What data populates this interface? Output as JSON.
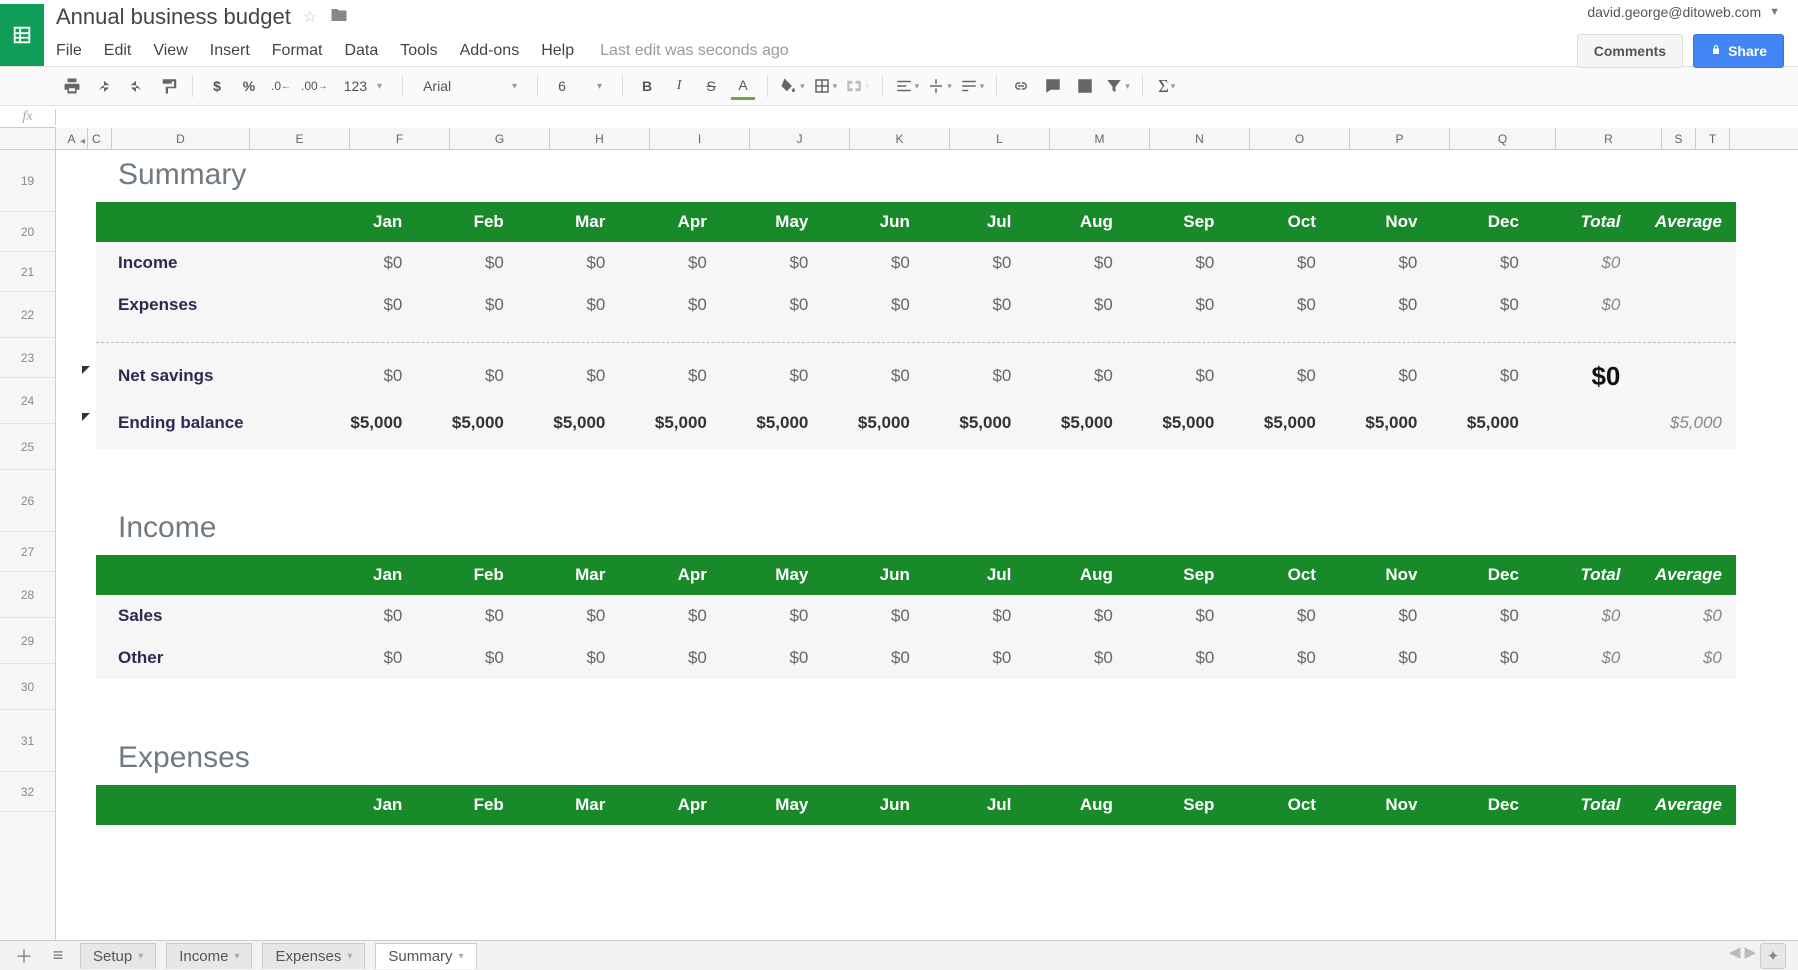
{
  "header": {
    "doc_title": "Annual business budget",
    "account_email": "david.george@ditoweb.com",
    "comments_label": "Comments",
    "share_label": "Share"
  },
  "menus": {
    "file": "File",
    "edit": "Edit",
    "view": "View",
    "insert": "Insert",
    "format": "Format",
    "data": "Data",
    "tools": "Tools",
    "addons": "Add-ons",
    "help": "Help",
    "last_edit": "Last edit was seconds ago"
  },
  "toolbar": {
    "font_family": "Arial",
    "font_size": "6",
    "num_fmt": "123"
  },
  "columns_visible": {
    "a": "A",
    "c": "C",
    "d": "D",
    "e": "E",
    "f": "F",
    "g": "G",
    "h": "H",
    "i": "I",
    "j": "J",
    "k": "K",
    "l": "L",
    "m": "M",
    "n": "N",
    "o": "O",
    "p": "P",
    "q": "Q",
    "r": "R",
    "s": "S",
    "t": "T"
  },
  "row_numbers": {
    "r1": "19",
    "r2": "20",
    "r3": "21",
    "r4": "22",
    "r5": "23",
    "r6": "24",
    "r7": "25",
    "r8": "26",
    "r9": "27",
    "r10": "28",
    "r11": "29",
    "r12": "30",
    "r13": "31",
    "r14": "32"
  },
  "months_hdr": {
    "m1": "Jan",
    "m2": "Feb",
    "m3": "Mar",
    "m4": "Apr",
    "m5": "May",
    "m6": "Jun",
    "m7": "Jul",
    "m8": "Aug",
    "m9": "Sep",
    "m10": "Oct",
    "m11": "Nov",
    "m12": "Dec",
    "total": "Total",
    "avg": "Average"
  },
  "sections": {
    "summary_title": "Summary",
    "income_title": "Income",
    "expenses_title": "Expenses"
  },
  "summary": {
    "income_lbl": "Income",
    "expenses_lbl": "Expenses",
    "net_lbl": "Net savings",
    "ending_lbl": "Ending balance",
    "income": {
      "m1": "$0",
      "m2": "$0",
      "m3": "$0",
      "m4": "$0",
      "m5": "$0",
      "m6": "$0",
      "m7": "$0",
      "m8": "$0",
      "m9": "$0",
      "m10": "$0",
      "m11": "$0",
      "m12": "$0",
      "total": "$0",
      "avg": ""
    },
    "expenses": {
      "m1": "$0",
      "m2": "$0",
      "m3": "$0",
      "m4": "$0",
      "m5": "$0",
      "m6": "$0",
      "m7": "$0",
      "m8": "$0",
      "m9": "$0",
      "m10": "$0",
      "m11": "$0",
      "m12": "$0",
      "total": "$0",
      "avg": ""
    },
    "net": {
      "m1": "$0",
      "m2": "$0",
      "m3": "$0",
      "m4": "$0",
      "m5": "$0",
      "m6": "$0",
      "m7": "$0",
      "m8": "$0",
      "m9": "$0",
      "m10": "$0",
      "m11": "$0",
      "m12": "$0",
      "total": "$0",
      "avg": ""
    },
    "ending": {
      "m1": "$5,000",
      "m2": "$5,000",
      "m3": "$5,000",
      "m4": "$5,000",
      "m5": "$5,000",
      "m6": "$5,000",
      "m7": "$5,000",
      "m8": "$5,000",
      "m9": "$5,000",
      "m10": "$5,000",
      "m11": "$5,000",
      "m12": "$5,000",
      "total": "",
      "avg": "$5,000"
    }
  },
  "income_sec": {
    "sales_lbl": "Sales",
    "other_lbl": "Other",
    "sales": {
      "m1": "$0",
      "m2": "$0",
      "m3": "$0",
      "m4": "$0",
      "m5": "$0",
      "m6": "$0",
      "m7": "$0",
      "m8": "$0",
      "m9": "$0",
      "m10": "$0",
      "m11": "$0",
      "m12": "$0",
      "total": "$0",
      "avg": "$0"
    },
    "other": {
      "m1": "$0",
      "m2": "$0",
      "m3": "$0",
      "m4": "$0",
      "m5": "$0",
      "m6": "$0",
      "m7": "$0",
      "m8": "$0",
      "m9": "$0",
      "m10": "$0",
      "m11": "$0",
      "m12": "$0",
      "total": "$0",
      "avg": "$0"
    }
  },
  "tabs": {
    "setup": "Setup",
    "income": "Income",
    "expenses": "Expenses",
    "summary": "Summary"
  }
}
---
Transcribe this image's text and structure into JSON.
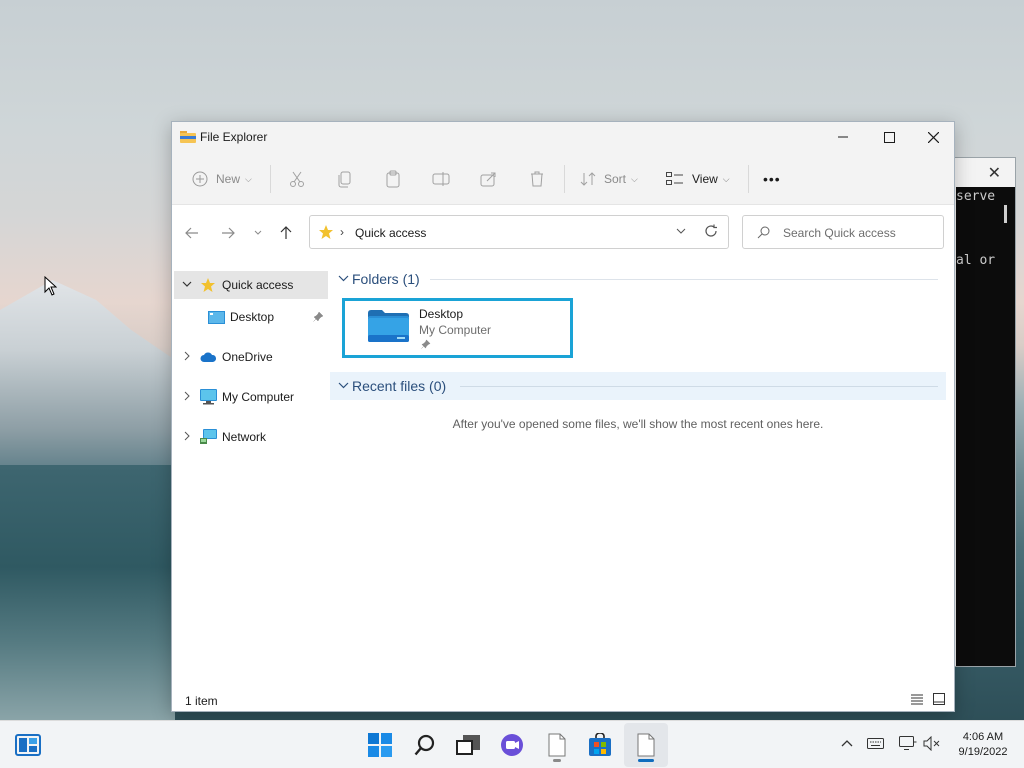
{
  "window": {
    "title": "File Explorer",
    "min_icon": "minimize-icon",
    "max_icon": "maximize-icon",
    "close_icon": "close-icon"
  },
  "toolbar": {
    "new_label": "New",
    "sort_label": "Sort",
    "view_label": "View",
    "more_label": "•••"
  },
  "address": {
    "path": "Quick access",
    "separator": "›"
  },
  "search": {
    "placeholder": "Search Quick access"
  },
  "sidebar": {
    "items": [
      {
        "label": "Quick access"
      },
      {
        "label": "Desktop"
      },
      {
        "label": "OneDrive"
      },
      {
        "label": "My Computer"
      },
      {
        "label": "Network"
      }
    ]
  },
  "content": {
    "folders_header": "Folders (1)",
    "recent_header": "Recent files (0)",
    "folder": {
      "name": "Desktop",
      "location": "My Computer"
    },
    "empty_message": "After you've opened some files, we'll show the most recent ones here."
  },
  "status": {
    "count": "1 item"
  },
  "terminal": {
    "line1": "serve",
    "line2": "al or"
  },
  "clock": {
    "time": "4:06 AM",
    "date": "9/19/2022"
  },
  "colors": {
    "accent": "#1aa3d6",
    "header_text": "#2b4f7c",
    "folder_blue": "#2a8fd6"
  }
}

■ Task ■
Gather and return every line that holds the string "JSON".

■ Final result ■
What data populates this interface? Output as JSON.
Transcribe this image's text and structure into JSON.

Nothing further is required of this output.